◆ Exercise aim: Here are some records; copy every line that holds the word "ничего".

◆ Entries:
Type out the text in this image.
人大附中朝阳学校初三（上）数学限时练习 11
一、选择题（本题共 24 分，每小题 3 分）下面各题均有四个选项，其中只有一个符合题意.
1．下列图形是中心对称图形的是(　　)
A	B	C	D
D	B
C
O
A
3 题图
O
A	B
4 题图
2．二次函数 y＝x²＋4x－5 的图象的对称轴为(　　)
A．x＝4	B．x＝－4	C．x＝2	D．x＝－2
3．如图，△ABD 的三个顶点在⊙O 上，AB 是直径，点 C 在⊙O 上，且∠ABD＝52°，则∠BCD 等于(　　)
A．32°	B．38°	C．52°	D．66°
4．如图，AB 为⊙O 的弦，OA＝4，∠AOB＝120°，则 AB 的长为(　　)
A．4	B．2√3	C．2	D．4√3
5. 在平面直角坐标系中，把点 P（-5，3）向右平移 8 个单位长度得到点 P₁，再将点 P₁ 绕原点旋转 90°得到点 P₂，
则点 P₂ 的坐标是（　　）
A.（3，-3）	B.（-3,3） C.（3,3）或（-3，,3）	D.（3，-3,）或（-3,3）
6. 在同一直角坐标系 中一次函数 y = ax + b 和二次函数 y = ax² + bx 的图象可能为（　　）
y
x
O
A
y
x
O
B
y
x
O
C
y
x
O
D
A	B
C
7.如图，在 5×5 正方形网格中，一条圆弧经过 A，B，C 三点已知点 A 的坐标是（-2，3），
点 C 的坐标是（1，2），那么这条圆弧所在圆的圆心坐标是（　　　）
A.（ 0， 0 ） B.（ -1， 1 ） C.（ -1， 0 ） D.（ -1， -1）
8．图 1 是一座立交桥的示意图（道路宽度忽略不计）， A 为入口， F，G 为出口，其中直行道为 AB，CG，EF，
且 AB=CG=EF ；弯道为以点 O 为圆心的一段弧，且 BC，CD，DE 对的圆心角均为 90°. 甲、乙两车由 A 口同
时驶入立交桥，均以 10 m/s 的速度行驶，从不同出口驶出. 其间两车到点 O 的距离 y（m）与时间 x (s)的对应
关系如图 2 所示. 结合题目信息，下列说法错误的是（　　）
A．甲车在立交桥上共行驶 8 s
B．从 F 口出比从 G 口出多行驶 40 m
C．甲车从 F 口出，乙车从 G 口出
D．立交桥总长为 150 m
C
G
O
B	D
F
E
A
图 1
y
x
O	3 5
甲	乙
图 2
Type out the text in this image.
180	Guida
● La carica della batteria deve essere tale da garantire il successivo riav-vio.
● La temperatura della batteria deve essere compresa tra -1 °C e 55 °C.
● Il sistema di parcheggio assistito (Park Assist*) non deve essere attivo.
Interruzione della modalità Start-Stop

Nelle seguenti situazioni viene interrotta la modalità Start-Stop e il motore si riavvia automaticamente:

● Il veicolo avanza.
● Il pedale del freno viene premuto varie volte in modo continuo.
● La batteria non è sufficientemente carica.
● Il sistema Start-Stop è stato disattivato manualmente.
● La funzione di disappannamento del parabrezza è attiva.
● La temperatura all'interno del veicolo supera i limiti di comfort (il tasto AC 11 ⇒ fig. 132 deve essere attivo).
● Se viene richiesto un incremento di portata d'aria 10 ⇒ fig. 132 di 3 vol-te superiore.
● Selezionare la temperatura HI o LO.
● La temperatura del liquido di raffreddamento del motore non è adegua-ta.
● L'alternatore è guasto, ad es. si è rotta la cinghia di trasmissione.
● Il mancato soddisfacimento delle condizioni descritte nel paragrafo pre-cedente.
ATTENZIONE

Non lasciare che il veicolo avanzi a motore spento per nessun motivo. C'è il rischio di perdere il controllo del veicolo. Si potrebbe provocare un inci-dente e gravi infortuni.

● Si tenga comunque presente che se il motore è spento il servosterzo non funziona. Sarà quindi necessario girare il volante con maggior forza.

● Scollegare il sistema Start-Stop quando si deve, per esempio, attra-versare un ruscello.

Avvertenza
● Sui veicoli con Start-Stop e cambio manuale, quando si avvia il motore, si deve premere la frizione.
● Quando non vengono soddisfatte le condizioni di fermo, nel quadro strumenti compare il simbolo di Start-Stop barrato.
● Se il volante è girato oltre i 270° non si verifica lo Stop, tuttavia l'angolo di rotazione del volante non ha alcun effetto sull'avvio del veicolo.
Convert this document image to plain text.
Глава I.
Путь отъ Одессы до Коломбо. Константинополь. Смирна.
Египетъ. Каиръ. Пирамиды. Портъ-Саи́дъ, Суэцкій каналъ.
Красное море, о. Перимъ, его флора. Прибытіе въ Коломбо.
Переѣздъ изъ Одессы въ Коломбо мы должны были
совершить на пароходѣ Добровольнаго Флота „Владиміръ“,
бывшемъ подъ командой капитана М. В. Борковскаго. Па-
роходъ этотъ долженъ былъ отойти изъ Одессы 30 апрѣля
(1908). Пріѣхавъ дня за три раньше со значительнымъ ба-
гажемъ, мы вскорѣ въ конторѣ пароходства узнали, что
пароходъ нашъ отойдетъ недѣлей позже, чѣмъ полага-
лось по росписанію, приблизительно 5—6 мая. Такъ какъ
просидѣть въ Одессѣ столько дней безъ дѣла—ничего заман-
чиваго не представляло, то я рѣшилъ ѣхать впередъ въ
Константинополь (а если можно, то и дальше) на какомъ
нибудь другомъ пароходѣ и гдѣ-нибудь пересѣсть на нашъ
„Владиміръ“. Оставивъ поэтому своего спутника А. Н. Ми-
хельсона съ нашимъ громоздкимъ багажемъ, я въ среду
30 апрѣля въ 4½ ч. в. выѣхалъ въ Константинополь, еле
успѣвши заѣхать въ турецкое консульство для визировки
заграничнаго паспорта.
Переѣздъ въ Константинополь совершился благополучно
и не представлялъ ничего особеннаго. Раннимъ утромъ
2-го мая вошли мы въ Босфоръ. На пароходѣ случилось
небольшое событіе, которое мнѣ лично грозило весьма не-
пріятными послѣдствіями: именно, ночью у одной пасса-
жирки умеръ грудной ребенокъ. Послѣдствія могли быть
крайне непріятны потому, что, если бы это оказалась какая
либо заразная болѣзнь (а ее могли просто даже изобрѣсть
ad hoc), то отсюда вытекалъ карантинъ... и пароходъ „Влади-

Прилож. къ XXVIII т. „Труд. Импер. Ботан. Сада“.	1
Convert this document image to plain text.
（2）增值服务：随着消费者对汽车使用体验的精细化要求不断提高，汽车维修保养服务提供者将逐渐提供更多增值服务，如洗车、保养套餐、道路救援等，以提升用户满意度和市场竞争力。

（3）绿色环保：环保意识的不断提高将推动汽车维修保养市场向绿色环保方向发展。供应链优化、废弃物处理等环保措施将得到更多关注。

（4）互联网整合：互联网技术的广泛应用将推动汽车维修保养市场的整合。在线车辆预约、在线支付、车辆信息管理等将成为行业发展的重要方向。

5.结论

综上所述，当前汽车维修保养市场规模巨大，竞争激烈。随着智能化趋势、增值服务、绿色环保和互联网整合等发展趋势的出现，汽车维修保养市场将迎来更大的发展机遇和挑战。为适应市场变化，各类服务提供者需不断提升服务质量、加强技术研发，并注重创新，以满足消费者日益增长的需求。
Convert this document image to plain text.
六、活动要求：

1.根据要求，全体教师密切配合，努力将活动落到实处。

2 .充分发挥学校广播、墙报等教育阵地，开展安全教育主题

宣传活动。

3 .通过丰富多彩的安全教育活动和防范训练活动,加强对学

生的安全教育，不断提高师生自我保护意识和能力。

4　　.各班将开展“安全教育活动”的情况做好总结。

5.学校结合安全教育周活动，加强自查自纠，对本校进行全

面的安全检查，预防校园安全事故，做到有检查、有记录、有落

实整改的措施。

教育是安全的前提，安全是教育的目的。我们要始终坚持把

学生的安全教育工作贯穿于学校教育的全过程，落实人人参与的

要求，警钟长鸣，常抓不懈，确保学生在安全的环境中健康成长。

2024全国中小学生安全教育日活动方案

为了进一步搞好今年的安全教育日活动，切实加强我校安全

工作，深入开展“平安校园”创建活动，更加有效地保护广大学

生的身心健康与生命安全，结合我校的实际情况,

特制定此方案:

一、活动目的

◆ Correct output:
просидѣть въ Одессѣ столько дней безъ дѣла—ничего заман-
и не представлялъ ничего особеннаго. Раннимъ утромъ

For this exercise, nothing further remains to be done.